- **Stated problem**: Go through the records underneath and count the lines that include the string "kjøkken". Give nothing but the number.

— Begin —

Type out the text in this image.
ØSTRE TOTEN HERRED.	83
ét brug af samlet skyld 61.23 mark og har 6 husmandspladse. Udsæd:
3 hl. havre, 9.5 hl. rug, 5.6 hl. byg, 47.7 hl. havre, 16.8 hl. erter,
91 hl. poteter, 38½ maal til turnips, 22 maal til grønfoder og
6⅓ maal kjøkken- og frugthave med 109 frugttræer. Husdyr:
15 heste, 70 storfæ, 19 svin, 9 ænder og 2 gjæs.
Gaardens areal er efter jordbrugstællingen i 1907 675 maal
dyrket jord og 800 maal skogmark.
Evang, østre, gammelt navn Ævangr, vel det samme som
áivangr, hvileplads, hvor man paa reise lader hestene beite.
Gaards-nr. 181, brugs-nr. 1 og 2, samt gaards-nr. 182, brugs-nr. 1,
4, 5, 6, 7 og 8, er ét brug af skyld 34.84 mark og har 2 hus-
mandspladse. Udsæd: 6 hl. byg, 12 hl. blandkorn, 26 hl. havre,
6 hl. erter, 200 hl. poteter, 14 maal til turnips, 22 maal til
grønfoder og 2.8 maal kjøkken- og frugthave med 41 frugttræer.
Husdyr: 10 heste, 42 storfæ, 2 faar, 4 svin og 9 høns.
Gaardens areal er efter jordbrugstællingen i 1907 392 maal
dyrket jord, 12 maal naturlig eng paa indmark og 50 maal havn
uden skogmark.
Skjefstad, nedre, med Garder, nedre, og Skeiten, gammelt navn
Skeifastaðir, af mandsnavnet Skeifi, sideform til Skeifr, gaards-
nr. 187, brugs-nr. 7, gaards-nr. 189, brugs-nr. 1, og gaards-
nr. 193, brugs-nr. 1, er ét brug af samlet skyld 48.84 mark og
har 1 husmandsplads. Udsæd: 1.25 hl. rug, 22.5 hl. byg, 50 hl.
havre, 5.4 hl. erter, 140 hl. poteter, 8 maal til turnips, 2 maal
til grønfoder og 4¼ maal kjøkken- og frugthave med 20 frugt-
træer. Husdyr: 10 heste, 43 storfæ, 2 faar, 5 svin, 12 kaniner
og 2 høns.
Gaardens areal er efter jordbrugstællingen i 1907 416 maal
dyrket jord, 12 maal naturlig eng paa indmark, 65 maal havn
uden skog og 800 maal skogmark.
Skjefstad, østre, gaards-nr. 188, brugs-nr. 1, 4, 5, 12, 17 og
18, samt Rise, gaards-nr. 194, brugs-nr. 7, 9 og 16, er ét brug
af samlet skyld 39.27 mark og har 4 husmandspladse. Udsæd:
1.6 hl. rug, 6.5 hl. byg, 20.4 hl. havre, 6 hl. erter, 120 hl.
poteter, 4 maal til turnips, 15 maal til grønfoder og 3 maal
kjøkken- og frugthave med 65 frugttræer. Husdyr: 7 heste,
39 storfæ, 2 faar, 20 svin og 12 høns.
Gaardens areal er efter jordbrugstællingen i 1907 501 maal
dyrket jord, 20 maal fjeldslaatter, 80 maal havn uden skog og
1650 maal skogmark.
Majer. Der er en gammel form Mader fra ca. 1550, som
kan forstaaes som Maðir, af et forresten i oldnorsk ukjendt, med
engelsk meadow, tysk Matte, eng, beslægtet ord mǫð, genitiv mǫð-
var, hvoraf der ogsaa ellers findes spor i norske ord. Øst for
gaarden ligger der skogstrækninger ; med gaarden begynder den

— End —

- **Completed exercise**: 4